◆ Text excerpt ◆
----------

CG: There is this strong dichotomy between natural and industrial elements observable in your work. So strong that cement and concrete, for instance, becomes people’s most shared element whilst nature is being killed by it. What direction do you see yourself explore more for your future work?

LB: In the future I think I will get to talk about a utopian world, I want to create my universe in which there is a balance between nature and industry. There was always a duality inside me between loving the industrial cities and loving nature. My Grandmother took me many times to pick up healing plants, mushrooms, flowers from the Carpathian Mountains in Transylvania, she used to live there. The little I know and love about nature has to do with her and the memories she created for me. After those magical moments, I would always come back to Turda an industrial city, where I live to this day. So I think the future direction will be a combination of the two but in a world created by me.

CG: You collect different elements from buildings etc. that you find relevant for your art. If you were to continue this in few years, what new objects do you believe will be at your disposition that you cannot find at the moment? Inversely, which ones do you think will disappear?

LB: The objects that are not available to me now are buildings (houses, factories, etc.) and the surrounding lands. I want to create the universe I was telling you about, in which to live and work and make it available to the public. So I think this will be the next step. I don’t know what elements will disappear, but I hope that the objects I have to buy now will disappear and I will be able to recycle everything.

 

CG: What do you think is the impact of your art on the people who are familiar with the environment you grew up in? What kind of impact would you like it to be?

LB: I collected all the stories from people, they described to me what the places I illustrate in my installation looked like or they guided me where to collect what I needed; most of them when they saw the final result, they saw something beautiful created from some painful memories. I never think about the impact my work could have I would never finish any work if I thought about it.

CG: Could you give us one advice or indication to keep in mind when visiting the exhibition?

----------

◆ Excerpted data ◆

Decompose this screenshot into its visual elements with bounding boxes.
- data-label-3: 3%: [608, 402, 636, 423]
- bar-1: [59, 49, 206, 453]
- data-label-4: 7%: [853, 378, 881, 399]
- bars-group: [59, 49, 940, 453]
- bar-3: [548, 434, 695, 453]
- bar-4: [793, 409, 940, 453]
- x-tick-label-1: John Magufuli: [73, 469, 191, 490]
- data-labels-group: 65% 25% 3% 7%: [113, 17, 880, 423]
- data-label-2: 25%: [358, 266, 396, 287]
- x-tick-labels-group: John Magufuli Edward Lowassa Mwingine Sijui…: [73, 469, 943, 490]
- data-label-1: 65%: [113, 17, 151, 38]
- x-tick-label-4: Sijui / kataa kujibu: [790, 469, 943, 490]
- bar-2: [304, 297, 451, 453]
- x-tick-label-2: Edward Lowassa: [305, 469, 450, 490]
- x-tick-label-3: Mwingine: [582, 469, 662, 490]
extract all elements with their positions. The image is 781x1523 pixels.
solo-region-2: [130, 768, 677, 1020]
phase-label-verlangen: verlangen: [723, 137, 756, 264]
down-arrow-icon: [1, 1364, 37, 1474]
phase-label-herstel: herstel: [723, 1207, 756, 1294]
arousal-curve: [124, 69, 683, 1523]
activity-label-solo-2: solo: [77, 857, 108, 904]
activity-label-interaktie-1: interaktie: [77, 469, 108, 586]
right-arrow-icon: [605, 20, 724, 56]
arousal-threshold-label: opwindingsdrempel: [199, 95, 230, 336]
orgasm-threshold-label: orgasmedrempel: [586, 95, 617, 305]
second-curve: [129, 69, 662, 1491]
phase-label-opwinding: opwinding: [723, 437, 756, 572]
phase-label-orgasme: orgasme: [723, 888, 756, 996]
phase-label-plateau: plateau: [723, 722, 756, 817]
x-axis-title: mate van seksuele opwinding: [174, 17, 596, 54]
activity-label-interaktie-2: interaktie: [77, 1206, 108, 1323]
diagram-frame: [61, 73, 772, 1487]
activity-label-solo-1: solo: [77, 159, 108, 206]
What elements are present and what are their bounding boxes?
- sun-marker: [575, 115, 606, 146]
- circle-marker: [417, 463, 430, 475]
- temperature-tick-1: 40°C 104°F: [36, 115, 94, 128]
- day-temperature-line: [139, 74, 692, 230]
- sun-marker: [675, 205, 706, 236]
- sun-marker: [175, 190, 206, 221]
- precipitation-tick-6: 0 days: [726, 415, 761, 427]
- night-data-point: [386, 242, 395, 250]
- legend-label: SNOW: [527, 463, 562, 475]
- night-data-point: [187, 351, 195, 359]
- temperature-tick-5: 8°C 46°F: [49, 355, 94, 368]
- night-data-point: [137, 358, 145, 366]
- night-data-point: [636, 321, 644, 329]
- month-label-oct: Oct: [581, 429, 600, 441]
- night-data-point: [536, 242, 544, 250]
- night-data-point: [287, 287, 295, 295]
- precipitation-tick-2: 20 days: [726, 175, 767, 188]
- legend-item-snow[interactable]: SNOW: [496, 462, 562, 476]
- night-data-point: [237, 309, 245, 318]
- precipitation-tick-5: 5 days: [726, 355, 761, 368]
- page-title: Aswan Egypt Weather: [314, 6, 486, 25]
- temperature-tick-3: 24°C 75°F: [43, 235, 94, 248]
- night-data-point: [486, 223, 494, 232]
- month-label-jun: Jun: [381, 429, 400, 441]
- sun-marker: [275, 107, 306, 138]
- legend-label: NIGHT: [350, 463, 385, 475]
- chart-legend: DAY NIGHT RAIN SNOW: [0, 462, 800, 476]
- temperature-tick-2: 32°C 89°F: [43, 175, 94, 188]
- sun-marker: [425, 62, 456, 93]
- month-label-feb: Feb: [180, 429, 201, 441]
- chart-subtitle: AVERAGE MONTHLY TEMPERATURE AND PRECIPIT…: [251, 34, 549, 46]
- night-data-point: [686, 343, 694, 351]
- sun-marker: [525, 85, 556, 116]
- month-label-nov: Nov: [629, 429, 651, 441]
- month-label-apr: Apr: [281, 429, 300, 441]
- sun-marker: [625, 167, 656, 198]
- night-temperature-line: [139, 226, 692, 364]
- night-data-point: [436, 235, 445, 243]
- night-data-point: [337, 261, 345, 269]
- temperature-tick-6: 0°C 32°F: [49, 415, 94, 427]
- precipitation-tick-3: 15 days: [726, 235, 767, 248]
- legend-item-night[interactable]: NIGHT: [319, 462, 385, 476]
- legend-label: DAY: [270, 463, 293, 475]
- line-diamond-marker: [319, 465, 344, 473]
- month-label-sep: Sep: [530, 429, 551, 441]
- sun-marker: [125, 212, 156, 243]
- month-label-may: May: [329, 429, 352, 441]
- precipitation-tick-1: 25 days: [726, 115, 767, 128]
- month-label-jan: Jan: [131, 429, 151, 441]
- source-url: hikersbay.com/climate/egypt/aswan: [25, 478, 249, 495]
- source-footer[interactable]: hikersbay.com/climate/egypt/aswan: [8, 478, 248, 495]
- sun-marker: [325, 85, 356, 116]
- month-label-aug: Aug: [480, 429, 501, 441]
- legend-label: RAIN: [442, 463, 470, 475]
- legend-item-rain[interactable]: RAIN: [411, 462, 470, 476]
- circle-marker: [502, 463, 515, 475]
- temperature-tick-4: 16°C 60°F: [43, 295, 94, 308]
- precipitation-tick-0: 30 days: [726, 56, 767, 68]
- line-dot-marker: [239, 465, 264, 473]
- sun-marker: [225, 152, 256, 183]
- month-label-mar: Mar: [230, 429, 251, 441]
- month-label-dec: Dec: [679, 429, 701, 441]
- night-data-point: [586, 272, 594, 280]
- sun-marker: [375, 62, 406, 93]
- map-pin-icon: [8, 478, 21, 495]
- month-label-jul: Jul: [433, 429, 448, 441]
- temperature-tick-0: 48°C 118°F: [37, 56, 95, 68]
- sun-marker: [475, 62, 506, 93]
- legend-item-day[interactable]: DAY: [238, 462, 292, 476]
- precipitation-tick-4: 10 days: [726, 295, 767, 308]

----------

◆ Problem ◆
In the interview excerpt, what industrial city does LB say they still live in?

◆ Task response ◆
Turda